→ **What is expected**
Copy each line containing the word "Population" from the records that follow, please.
BEGIN
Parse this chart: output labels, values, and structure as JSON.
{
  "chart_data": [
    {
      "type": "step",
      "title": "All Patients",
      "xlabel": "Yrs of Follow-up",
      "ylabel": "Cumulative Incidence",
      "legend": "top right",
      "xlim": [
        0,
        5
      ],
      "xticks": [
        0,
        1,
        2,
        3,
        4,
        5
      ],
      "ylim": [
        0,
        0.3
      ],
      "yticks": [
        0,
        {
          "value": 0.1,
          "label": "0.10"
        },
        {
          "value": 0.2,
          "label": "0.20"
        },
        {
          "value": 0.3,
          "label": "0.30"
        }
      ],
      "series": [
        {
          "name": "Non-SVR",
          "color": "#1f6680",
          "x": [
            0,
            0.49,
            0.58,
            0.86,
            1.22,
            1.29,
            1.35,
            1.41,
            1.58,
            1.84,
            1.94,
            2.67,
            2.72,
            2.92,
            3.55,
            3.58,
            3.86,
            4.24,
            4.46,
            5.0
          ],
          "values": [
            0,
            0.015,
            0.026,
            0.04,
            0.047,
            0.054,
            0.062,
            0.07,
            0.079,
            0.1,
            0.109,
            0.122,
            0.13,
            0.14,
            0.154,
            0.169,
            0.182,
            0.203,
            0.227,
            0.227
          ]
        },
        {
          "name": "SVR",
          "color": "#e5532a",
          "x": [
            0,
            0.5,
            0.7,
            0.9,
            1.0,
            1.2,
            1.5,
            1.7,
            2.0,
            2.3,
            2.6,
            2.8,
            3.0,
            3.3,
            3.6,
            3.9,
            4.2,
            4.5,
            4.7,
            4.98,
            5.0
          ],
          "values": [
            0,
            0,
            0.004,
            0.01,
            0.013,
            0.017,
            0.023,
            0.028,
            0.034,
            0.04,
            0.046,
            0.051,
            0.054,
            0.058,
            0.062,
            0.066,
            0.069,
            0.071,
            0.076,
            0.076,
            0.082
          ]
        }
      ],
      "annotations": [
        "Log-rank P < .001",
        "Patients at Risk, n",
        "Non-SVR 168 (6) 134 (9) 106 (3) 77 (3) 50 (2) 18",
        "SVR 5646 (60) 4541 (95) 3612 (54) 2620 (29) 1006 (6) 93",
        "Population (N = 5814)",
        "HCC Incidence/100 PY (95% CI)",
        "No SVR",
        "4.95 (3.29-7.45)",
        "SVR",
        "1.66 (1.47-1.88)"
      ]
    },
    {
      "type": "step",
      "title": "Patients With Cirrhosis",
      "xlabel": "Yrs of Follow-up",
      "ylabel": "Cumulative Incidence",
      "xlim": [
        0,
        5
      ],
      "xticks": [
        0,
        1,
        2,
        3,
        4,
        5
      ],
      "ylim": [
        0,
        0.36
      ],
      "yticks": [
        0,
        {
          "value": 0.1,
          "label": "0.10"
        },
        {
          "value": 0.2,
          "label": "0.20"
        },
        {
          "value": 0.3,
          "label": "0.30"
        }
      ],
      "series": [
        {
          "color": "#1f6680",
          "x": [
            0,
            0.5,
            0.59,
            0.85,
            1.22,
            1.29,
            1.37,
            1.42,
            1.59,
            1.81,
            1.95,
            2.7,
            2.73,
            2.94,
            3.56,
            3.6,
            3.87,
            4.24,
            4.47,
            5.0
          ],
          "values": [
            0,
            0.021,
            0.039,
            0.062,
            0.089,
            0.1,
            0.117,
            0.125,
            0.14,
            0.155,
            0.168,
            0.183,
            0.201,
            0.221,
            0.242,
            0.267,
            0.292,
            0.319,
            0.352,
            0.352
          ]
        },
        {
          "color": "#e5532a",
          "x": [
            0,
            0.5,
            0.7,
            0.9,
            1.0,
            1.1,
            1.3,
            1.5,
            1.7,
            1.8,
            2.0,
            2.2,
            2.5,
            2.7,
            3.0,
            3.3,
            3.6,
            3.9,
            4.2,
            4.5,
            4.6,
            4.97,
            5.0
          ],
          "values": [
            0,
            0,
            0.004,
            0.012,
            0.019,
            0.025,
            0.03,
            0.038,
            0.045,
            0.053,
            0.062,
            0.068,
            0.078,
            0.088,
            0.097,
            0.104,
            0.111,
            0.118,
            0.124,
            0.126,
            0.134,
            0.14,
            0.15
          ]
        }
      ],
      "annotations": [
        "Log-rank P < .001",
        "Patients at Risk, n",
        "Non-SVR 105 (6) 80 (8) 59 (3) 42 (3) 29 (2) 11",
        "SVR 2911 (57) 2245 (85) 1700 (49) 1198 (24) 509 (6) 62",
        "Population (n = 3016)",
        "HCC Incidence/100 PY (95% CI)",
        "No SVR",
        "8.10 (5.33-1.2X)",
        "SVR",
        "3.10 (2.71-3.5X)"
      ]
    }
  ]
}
END
→ **Output for this exercise**
        "Population (N = 5814)",
        "Population (n = 3016)",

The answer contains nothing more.